• [Set problem]: Check every line below for the word "Peperonischote" and copy each one that has it.
>> BEGIN Dataset content
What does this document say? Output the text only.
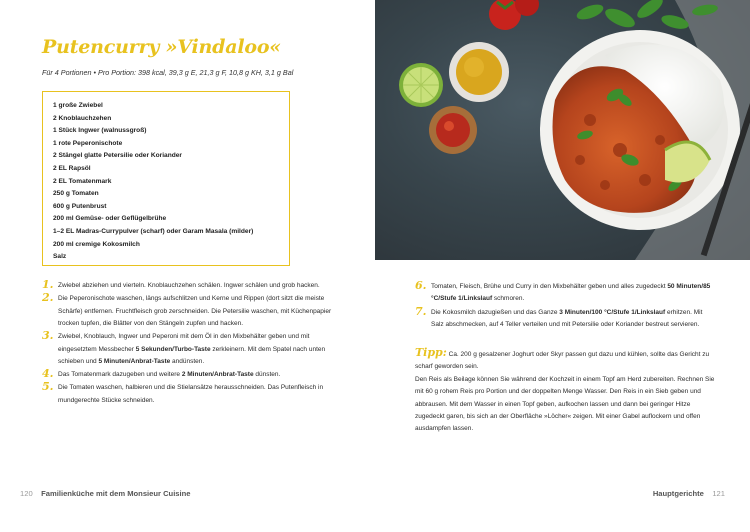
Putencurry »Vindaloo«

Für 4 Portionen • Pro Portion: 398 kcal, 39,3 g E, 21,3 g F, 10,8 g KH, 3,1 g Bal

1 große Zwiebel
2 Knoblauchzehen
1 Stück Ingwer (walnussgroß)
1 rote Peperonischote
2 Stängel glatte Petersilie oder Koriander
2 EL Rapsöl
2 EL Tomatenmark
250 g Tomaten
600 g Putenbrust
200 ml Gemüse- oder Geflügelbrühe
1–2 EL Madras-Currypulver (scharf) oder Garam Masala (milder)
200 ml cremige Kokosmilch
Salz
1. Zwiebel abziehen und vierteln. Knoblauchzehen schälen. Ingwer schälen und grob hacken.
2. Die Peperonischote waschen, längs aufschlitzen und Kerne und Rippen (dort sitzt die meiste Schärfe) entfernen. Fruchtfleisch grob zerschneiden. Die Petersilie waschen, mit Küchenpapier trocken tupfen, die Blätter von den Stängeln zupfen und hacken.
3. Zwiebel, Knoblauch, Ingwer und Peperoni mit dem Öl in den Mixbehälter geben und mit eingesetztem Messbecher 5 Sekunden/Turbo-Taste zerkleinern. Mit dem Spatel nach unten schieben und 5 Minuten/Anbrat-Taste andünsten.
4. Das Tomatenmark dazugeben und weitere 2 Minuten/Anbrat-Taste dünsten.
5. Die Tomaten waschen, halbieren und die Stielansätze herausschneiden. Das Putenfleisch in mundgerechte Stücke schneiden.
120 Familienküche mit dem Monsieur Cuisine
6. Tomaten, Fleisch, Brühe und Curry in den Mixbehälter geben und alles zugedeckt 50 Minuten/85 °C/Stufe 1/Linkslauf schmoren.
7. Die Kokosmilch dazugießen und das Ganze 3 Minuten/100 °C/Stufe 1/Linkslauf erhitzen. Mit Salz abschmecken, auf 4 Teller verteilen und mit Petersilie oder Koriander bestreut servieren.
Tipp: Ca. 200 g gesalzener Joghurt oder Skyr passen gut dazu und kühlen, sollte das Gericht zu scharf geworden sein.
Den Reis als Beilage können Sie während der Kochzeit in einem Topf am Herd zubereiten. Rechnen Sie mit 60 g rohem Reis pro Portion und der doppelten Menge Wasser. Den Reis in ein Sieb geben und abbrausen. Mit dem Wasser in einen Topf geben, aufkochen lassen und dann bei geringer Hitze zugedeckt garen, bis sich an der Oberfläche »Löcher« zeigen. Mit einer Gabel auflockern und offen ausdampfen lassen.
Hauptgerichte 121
>> END Dataset content
• [Exercise output]:
1 rote Peperonischote
2. Die Peperonischote waschen, längs aufschlitzen und Kerne und Rippen (dort sitzt die meiste Schärfe) entfernen. Fruchtfleisch grob zerschneiden. Die Petersilie waschen, mit Küchenpapier trocken tupfen, die Blätter von den Stängeln zupfen und hacken.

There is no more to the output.